> **Set task**
Using the data below, copy each line that includes the word "ÁREA".

> **Dataset content**
^^^^
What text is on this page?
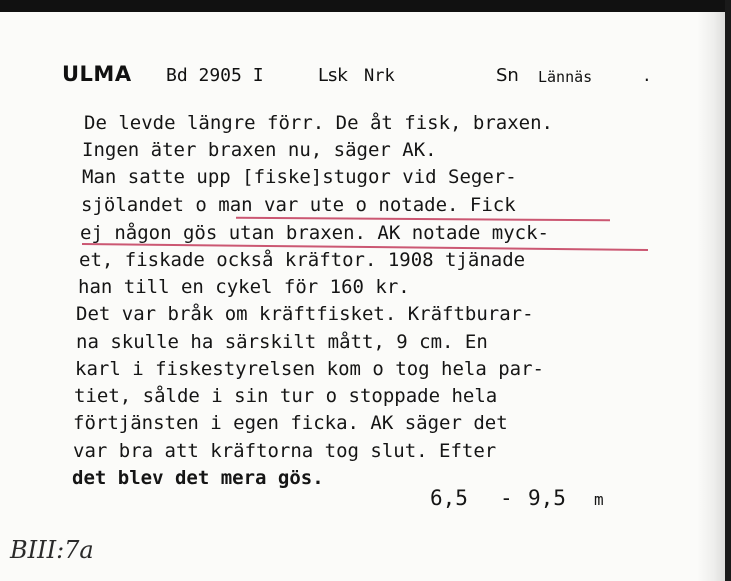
ULMA Bd 2905 I	Lsk Nrk	Sn Lännäs	.
De levde längre förr. De åt fisk, braxen.
Ingen äter braxen nu, säger AK.
Man satte upp [fiske]stugor vid Seger-
sjölandet o man var ute o notade. Fick
ej någon gös utan braxen. AK notade myck-
et, fiskade också kräftor. 1908 tjänade
han till en cykel för 160 kr.
Det var bråk om kräftfisket. Kräftburar-
na skulle ha särskilt mått, 9 cm. En
karl i fiskestyrelsen kom o tog hela par-
tiet, sålde i sin tur o stoppade hela
förtjänsten i egen ficka. AK säger det
var bra att kräftorna tog slut. Efter
det blev det mera gös.
6,5 - 9,5 m
BIII:7a
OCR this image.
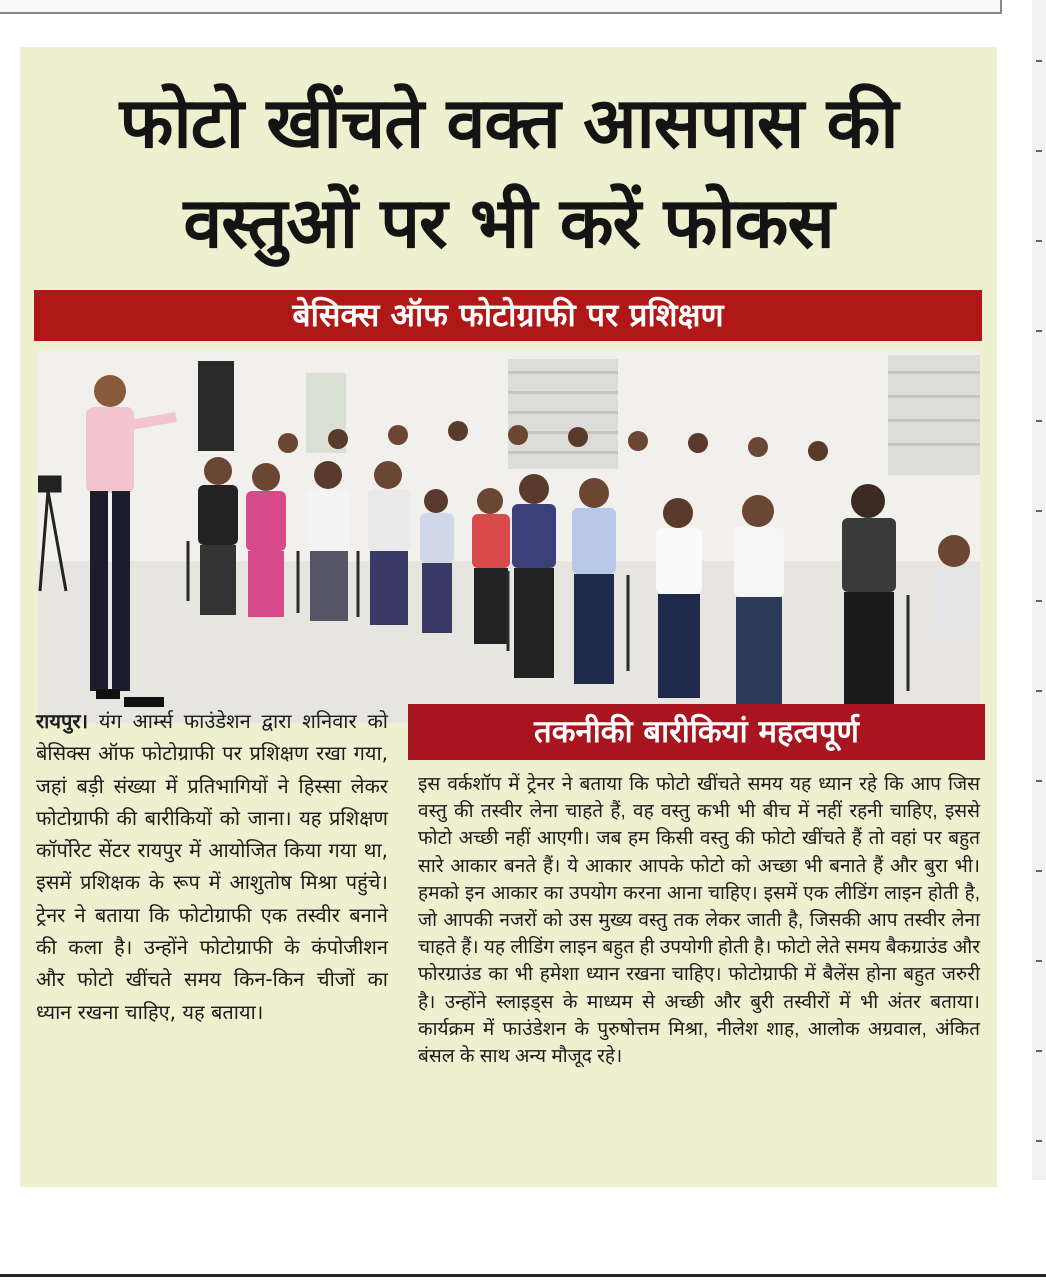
फोटो खींचते वक्त आसपास की
वस्तुओं पर भी करें फोकस
बेसिक्स ऑफ फोटोग्राफी पर प्रशिक्षण

रायपुर। यंग आर्म्स फाउंडेशन द्वारा शनिवार को बेसिक्स ऑफ फोटोग्राफी पर प्रशिक्षण रखा गया, जहां बड़ी संख्या में प्रतिभागियों ने हिस्सा लेकर फोटोग्राफी की बारीकियों को जाना। यह प्रशिक्षण कॉर्पोरेट सेंटर रायपुर में आयोजित किया गया था, इसमें प्रशिक्षक के रूप में आशुतोष मिश्रा पहुंचे। ट्रेनर ने बताया कि फोटोग्राफी एक तस्वीर बनाने की कला है। उन्होंने फोटोग्राफी के कंपोजीशन और फोटो खींचते समय किन-किन चीजों का ध्यान रखना चाहिए, यह बताया।

तकनीकी बारीकियां महत्वपूर्ण

इस वर्कशॉप में ट्रेनर ने बताया कि फोटो खींचते समय यह ध्यान रहे कि आप जिस वस्तु की तस्वीर लेना चाहते हैं, वह वस्तु कभी भी बीच में नहीं रहनी चाहिए, इससे फोटो अच्छी नहीं आएगी। जब हम किसी वस्तु की फोटो खींचते हैं तो वहां पर बहुत सारे आकार बनते हैं। ये आकार आपके फोटो को अच्छा भी बनाते हैं और बुरा भी। हमको इन आकार का उपयोग करना आना चाहिए। इसमें एक लीडिंग लाइन होती है, जो आपकी नजरों को उस मुख्य वस्तु तक लेकर जाती है, जिसकी आप तस्वीर लेना चाहते हैं। यह लीडिंग लाइन बहुत ही उपयोगी होती है। फोटो लेते समय बैकग्राउंड और फोरग्राउंड का भी हमेशा ध्यान रखना चाहिए। फोटोग्राफी में बैलेंस होना बहुत जरुरी है। उन्होंने स्लाइड्स के माध्यम से अच्छी और बुरी तस्वीरों में भी अंतर बताया। कार्यक्रम में फाउंडेशन के पुरुषोत्तम मिश्रा, नीलेश शाह, आलोक अग्रवाल, अंकित बंसल के साथ अन्य मौजूद रहे।
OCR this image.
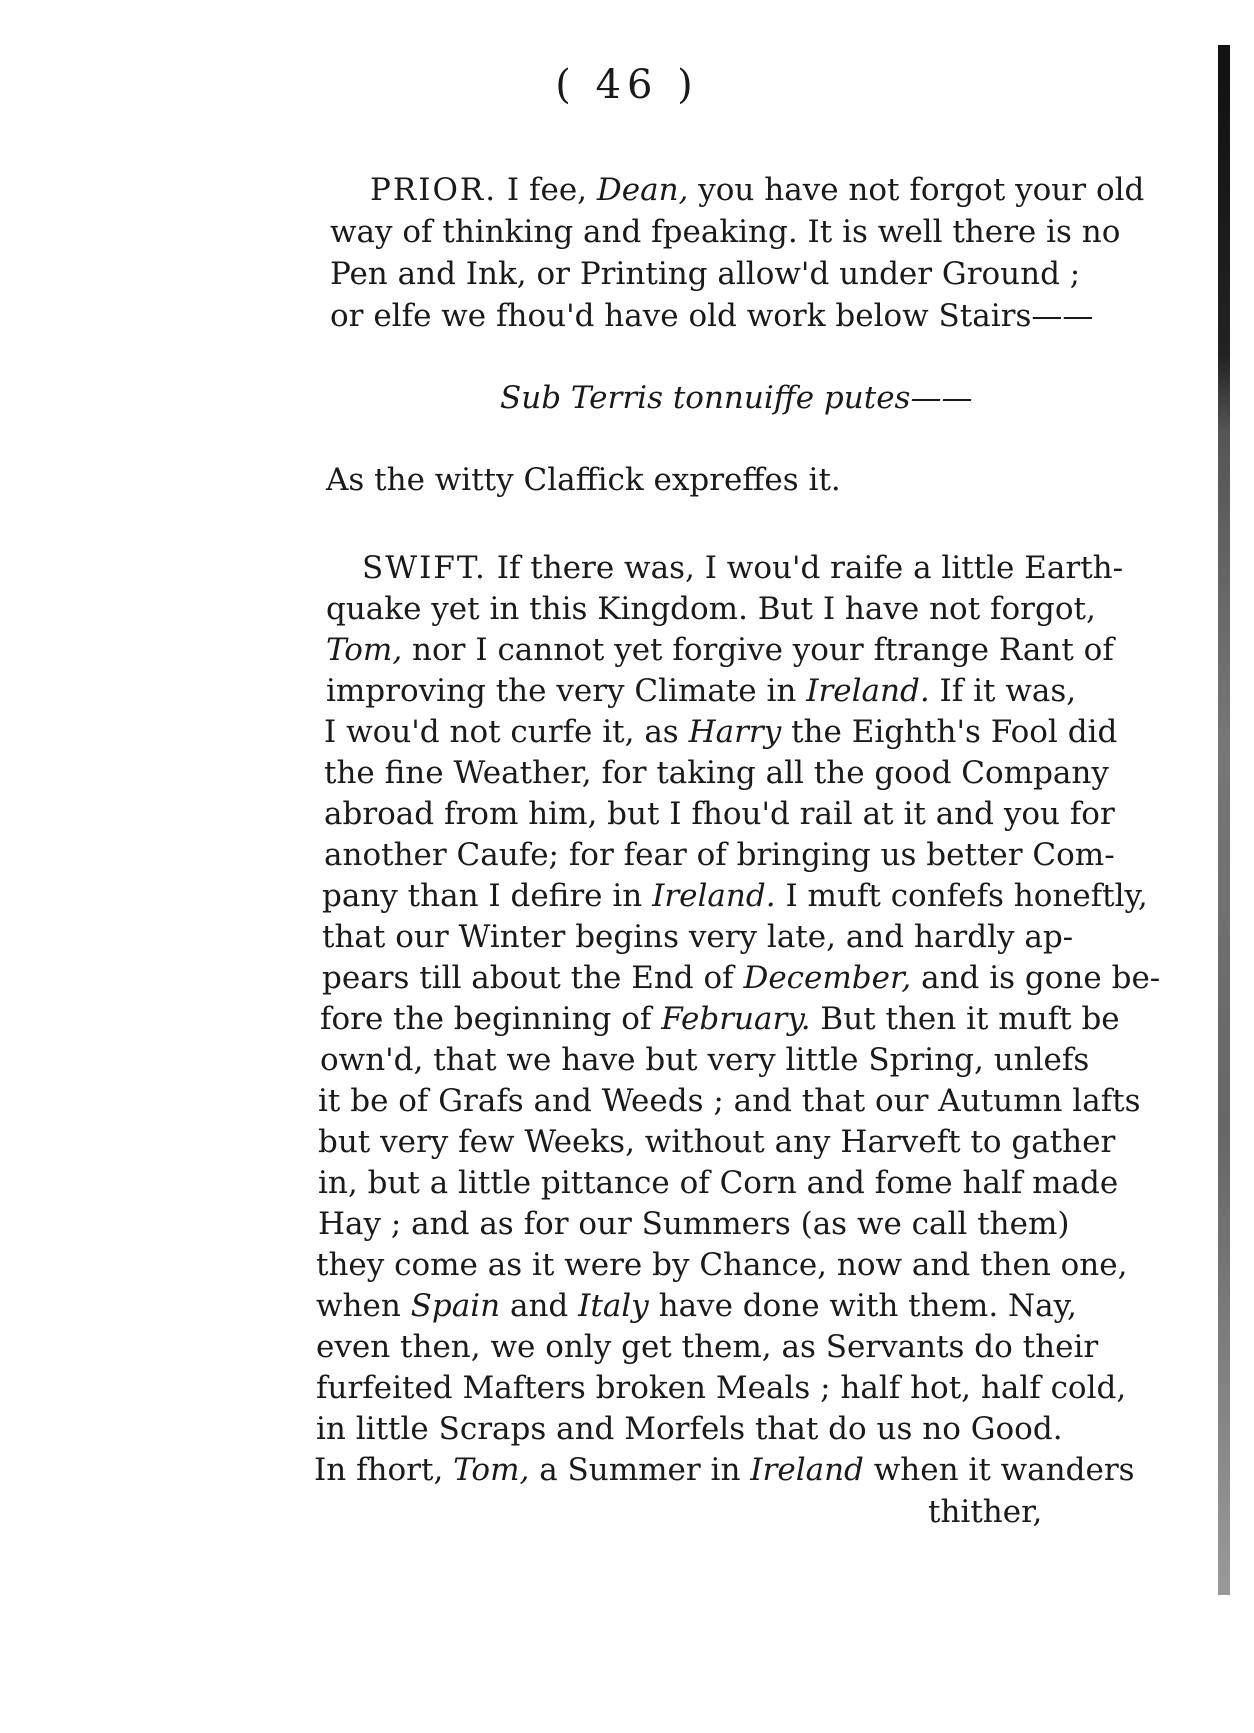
( 46 )
PRIOR. I fee, Dean, you have not forgot your old
way of thinking and fpeaking. It is well there is no
Pen and Ink, or Printing allow'd under Ground ;
or elfe we fhou'd have old work below Stairs——
Sub Terris tonnuiffe putes——
As the witty Claffick expreffes it.
SWIFT. If there was, I wou'd raife a little Earth-
quake yet in this Kingdom. But I have not forgot,
Tom, nor I cannot yet forgive your ftrange Rant of
improving the very Climate in Ireland. If it was,
I wou'd not curfe it, as Harry the Eighth's Fool did
the fine Weather, for taking all the good Company
abroad from him, but I fhou'd rail at it and you for
another Caufe; for fear of bringing us better Com-
pany than I defire in Ireland. I muft confefs honeftly,
that our Winter begins very late, and hardly ap-
pears till about the End of December, and is gone be-
fore the beginning of February. But then it muft be
own'd, that we have but very little Spring, unlefs
it be of Grafs and Weeds ; and that our Autumn lafts
but very few Weeks, without any Harveft to gather
in, but a little pittance of Corn and fome half made
Hay ; and as for our Summers (as we call them)
they come as it were by Chance, now and then one,
when Spain and Italy have done with them. Nay,
even then, we only get them, as Servants do their
furfeited Mafters broken Meals ; half hot, half cold,
in little Scraps and Morfels that do us no Good.
In fhort, Tom, a Summer in Ireland when it wanders
thither,
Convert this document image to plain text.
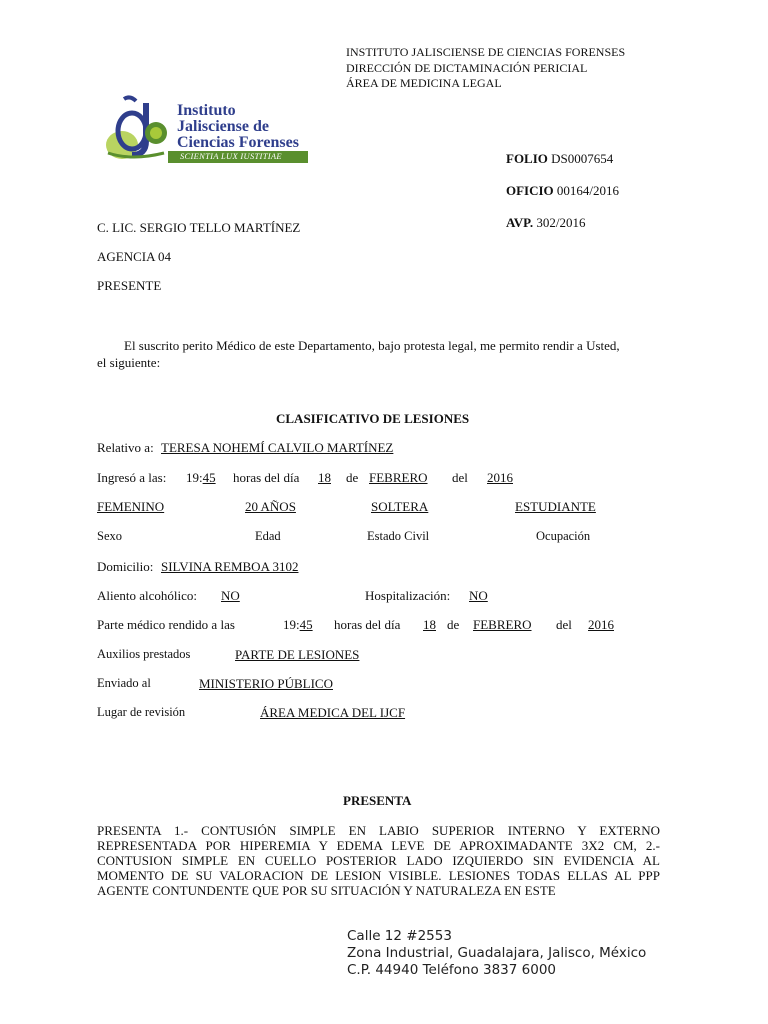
INSTITUTO JALISCIENSE DE CIENCIAS FORENSES
DIRECCIÓN DE DICTAMINACIÓN PERICIAL
ÁREA DE MEDICINA LEGAL
Instituto
Jalisciense de
Ciencias Forenses
SCIENTIA LUX IUSTITIAE	FOLIO DS0007654
OFICIO 00164/2016
AVP. 302/2016
C. LIC. SERGIO TELLO MARTÍNEZ
AGENCIA 04
PRESENTE
El suscrito perito Médico de este Departamento, bajo protesta legal, me permito rendir a Usted,
el siguiente:
CLASIFICATIVO DE LESIONES
Relativo a: TERESA NOHEMÍ CALVILO MARTÍNEZ
Ingresó a las: 19:45 horas del día 18 de FEBRERO del 2016
FEMENINO	20 AÑOS	SOLTERA	ESTUDIANTE
Sexo	Edad	Estado Civil	Ocupación
Domicilio: SILVINA REMBOA 3102
Aliento alcohólico: NO	Hospitalización: NO
Parte médico rendido a las	19:45 horas del día 18 de FEBRERO del 2016
Auxilios prestados	PARTE DE LESIONES
Enviado al	MINISTERIO PÚBLICO
Lugar de revisión	ÁREA MEDICA DEL IJCF
PRESENTA
PRESENTA 1.- CONTUSIÓN SIMPLE EN LABIO SUPERIOR INTERNO Y EXTERNO REPRESENTADA POR HIPEREMIA Y EDEMA LEVE DE APROXIMADANTE 3X2 CM, 2.- CONTUSION SIMPLE EN CUELLO POSTERIOR LADO IZQUIERDO SIN EVIDENCIA AL MOMENTO DE SU VALORACION DE LESION VISIBLE. LESIONES TODAS ELLAS AL PPP AGENTE CONTUNDENTE QUE POR SU SITUACIÓN Y NATURALEZA EN ESTE
Calle 12 #2553
Zona Industrial, Guadalajara, Jalisco, México
C.P. 44940 Teléfono 3837 6000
^^^^
> **The response**
ÁREA DE MEDICINA LEGAL
Lugar de revisión	ÁREA MEDICA DEL IJCF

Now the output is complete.